STATED TASK
Select each line where the word "Татьяну" appears.

┄┄┄┄┄┄┄┄┄┄┄┄┄┄┄┄┄┄┄┄

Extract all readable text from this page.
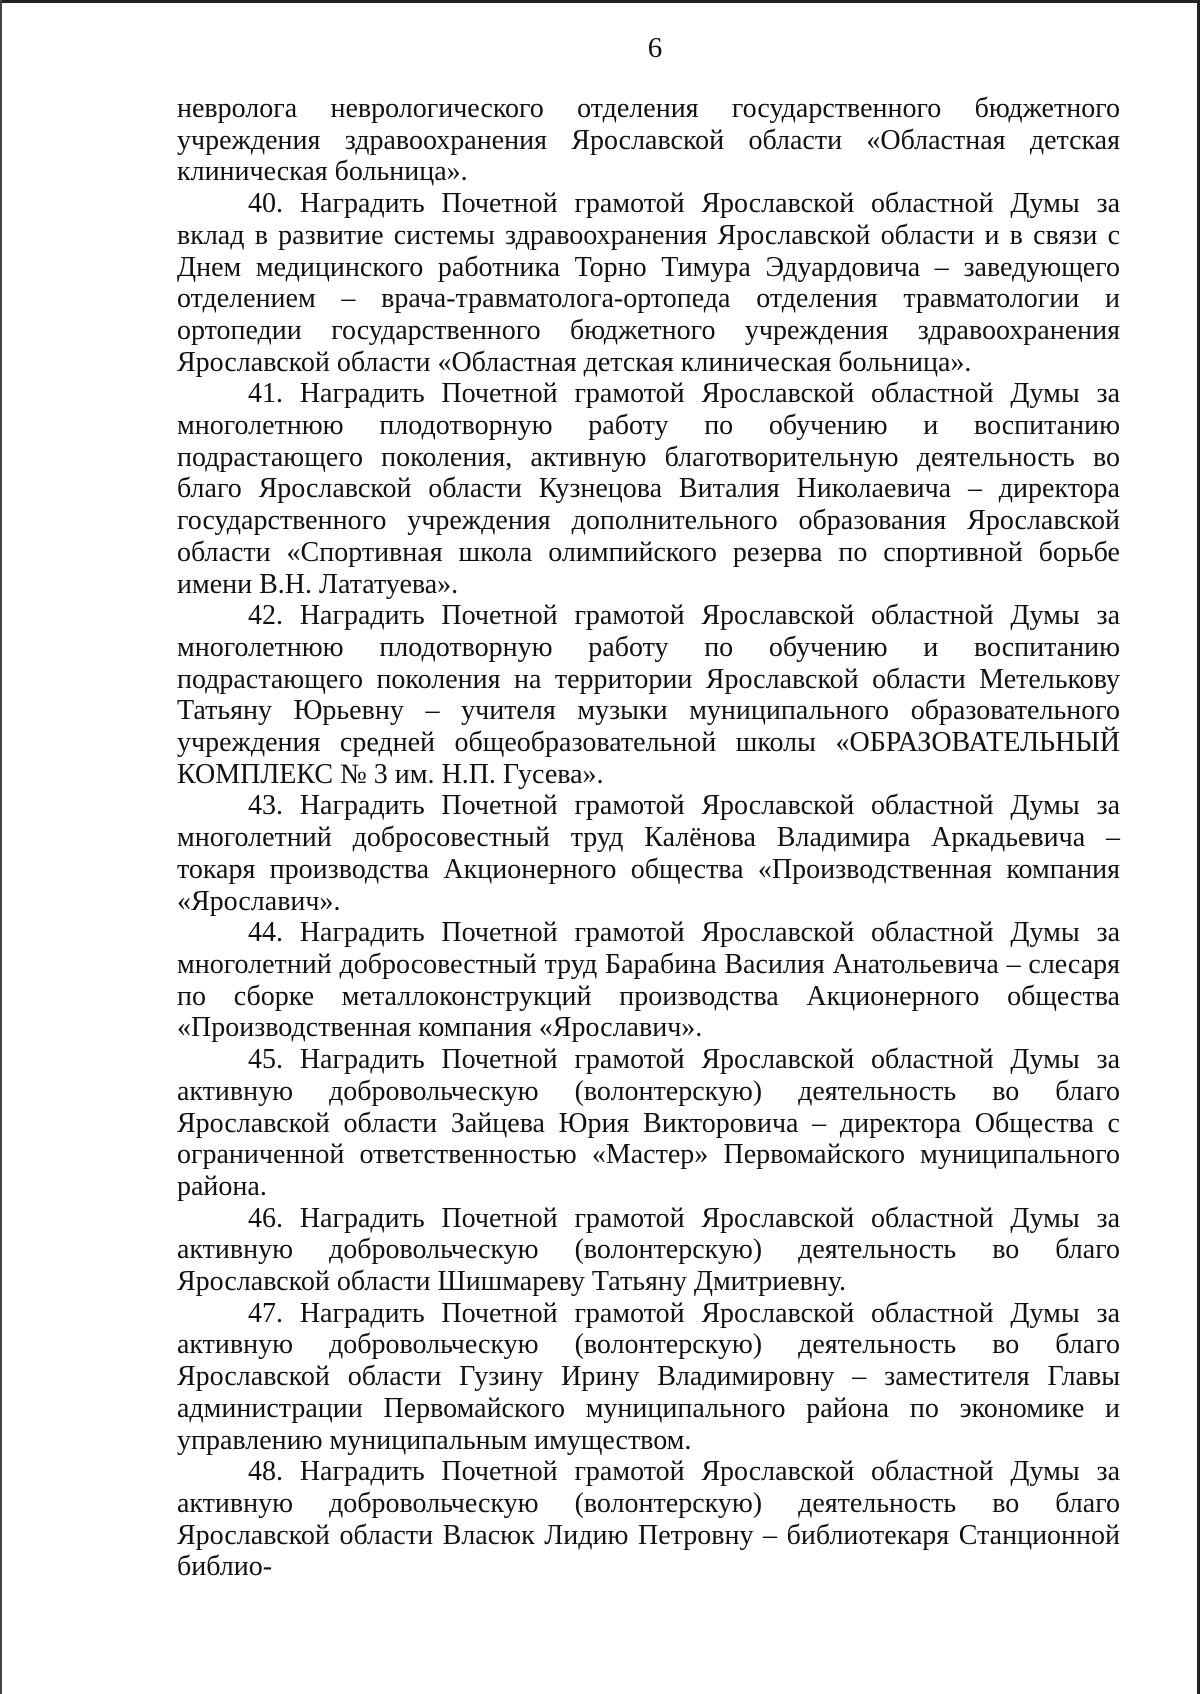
6

невролога неврологического отделения государственного бюджетного учреждения здравоохранения Ярославской области «Областная детская клиническая больница».

40. Наградить Почетной грамотой Ярославской областной Думы за вклад в развитие системы здравоохранения Ярославской области и в связи с Днем медицинского работника Торно Тимура Эдуардовича – заведующего отделением – врача-травматолога-ортопеда отделения травматологии и ортопедии государственного бюджетного учреждения здравоохранения Ярославской области «Областная детская клиническая больница».

41. Наградить Почетной грамотой Ярославской областной Думы за многолетнюю плодотворную работу по обучению и воспитанию подрастающего поколения, активную благотворительную деятельность во благо Ярославской области Кузнецова Виталия Николаевича – директора государственного учреждения дополнительного образования Ярославской области «Спортивная школа олимпийского резерва по спортивной борьбе имени В.Н. Лататуева».

42. Наградить Почетной грамотой Ярославской областной Думы за многолетнюю плодотворную работу по обучению и воспитанию подрастающего поколения на территории Ярославской области Метелькову Татьяну Юрьевну – учителя музыки муниципального образовательного учреждения средней общеобразовательной школы «ОБРАЗОВАТЕЛЬНЫЙ КОМПЛЕКС № 3 им. Н.П. Гусева».

43. Наградить Почетной грамотой Ярославской областной Думы за многолетний добросовестный труд Калёнова Владимира Аркадьевича – токаря производства Акционерного общества «Производственная компания «Ярославич».

44. Наградить Почетной грамотой Ярославской областной Думы за многолетний добросовестный труд Барабина Василия Анатольевича – слесаря по сборке металлоконструкций производства Акционерного общества «Производственная компания «Ярославич».

45. Наградить Почетной грамотой Ярославской областной Думы за активную добровольческую (волонтерскую) деятельность во благо Ярославской области Зайцева Юрия Викторовича – директора Общества с ограниченной ответственностью «Мастер» Первомайского муниципального района.

46. Наградить Почетной грамотой Ярославской областной Думы за активную добровольческую (волонтерскую) деятельность во благо Ярославской области Шишмареву Татьяну Дмитриевну.

47. Наградить Почетной грамотой Ярославской областной Думы за активную добровольческую (волонтерскую) деятельность во благо Ярославской области Гузину Ирину Владимировну – заместителя Главы администрации Первомайского муниципального района по экономике и управлению муниципальным имуществом.

48. Наградить Почетной грамотой Ярославской областной Думы за активную добровольческую (волонтерскую) деятельность во благо Ярославской области Власюк Лидию Петровну – библиотекаря Станционной библио-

┄┄┄┄┄┄┄┄┄┄┄┄┄┄┄┄┄┄┄┄

RESULT OF THIS TASK
42. Наградить Почетной грамотой Ярославской областной Думы за многолетнюю плодотворную работу по обучению и воспитанию подрастающего поколения на территории Ярославской области Метелькову Татьяну Юрьевну – учителя музыки муниципального образовательного учреждения средней общеобразовательной школы «ОБРАЗОВАТЕЛЬНЫЙ КОМПЛЕКС № 3 им. Н.П. Гусева».
46. Наградить Почетной грамотой Ярославской областной Думы за активную добровольческую (волонтерскую) деятельность во благо Ярославской области Шишмареву Татьяну Дмитриевну.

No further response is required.